▸ **GIVEN INSTRUCTION**
Leave out the pictures and repeat the rest of the material exactly.

>> BEGIN WORKING DATA

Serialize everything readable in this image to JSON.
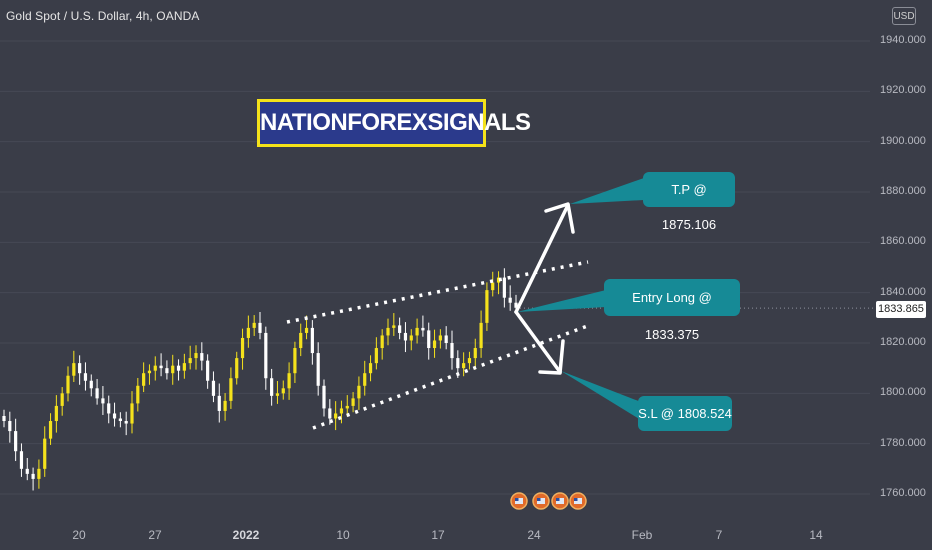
{
  "header": {
    "title": "Gold Spot / U.S. Dollar, 4h, OANDA",
    "currency_button": "USD"
  },
  "watermark_banner": "NATIONFOREXSIGNALS",
  "annotations": {
    "take_profit": "T.P @ 1875.106",
    "entry": "Entry Long @ 1833.375",
    "stop_loss": "S.L @ 1808.524"
  },
  "current_price": "1833.865",
  "colors": {
    "background": "#3a3d48",
    "up_candle": "#f5e21c",
    "down_candle": "#ffffff",
    "callout": "#168a96",
    "banner_bg": "#2b3a8c",
    "banner_border": "#f4e21a"
  },
  "chart_data": {
    "type": "candlestick",
    "title": "Gold Spot / U.S. Dollar, 4h, OANDA",
    "y_axis": {
      "ticks": [
        "1940.000",
        "1920.000",
        "1900.000",
        "1880.000",
        "1860.000",
        "1840.000",
        "1820.000",
        "1800.000",
        "1780.000",
        "1760.000"
      ],
      "ylim": [
        1750,
        1948
      ]
    },
    "x_axis": {
      "ticks": [
        "20",
        "27",
        "2022",
        "10",
        "17",
        "24",
        "Feb",
        "7",
        "14"
      ]
    },
    "close_series": [
      1789,
      1785,
      1777,
      1770,
      1768,
      1766,
      1770,
      1782,
      1789,
      1795,
      1800,
      1807,
      1812,
      1808,
      1805,
      1802,
      1798,
      1796,
      1792,
      1790,
      1789,
      1788,
      1796,
      1803,
      1808,
      1809,
      1811,
      1810,
      1808,
      1811,
      1809,
      1812,
      1814,
      1816,
      1813,
      1805,
      1799,
      1793,
      1797,
      1806,
      1814,
      1822,
      1826,
      1828,
      1824,
      1806,
      1799,
      1800,
      1802,
      1808,
      1818,
      1824,
      1826,
      1816,
      1803,
      1794,
      1790,
      1792,
      1794,
      1795,
      1798,
      1803,
      1808,
      1812,
      1818,
      1823,
      1826,
      1827,
      1824,
      1821,
      1823,
      1826,
      1825,
      1818,
      1821,
      1823,
      1820,
      1814,
      1810,
      1812,
      1814,
      1818,
      1828,
      1841,
      1844,
      1846,
      1838,
      1836,
      1834
    ],
    "levels": {
      "take_profit": 1875.106,
      "entry": 1833.375,
      "stop_loss": 1808.524,
      "current": 1833.865
    },
    "channel": {
      "upper": [
        [
          1829,
          1859
        ]
      ],
      "lower": [
        [
          1786,
          1826
        ]
      ]
    }
  }
}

>> END WORKING DATA

▸ **REPLY**
Serialize everything readable in this image to JSON.
{
  "header": {
    "title": "Gold Spot / U.S. Dollar, 4h, OANDA",
    "currency_button": "USD"
  },
  "watermark_banner": "NATIONFOREXSIGNALS",
  "annotations": {
    "take_profit": "T.P @ 1875.106",
    "entry": "Entry Long @ 1833.375",
    "stop_loss": "S.L @ 1808.524"
  },
  "current_price": "1833.865",
  "colors": {
    "background": "#3a3d48",
    "up_candle": "#f5e21c",
    "down_candle": "#ffffff",
    "callout": "#168a96",
    "banner_bg": "#2b3a8c",
    "banner_border": "#f4e21a"
  },
  "chart_data": {
    "type": "candlestick",
    "title": "Gold Spot / U.S. Dollar, 4h, OANDA",
    "y_axis": {
      "ticks": [
        "1940.000",
        "1920.000",
        "1900.000",
        "1880.000",
        "1860.000",
        "1840.000",
        "1820.000",
        "1800.000",
        "1780.000",
        "1760.000"
      ],
      "ylim": [
        1750,
        1948
      ]
    },
    "x_axis": {
      "ticks": [
        "20",
        "27",
        "2022",
        "10",
        "17",
        "24",
        "Feb",
        "7",
        "14"
      ]
    },
    "close_series": [
      1789,
      1785,
      1777,
      1770,
      1768,
      1766,
      1770,
      1782,
      1789,
      1795,
      1800,
      1807,
      1812,
      1808,
      1805,
      1802,
      1798,
      1796,
      1792,
      1790,
      1789,
      1788,
      1796,
      1803,
      1808,
      1809,
      1811,
      1810,
      1808,
      1811,
      1809,
      1812,
      1814,
      1816,
      1813,
      1805,
      1799,
      1793,
      1797,
      1806,
      1814,
      1822,
      1826,
      1828,
      1824,
      1806,
      1799,
      1800,
      1802,
      1808,
      1818,
      1824,
      1826,
      1816,
      1803,
      1794,
      1790,
      1792,
      1794,
      1795,
      1798,
      1803,
      1808,
      1812,
      1818,
      1823,
      1826,
      1827,
      1824,
      1821,
      1823,
      1826,
      1825,
      1818,
      1821,
      1823,
      1820,
      1814,
      1810,
      1812,
      1814,
      1818,
      1828,
      1841,
      1844,
      1846,
      1838,
      1836,
      1834
    ],
    "levels": {
      "take_profit": 1875.106,
      "entry": 1833.375,
      "stop_loss": 1808.524,
      "current": 1833.865
    },
    "channel": {
      "upper": [
        [
          1829,
          1859
        ]
      ],
      "lower": [
        [
          1786,
          1826
        ]
      ]
    }
  }
}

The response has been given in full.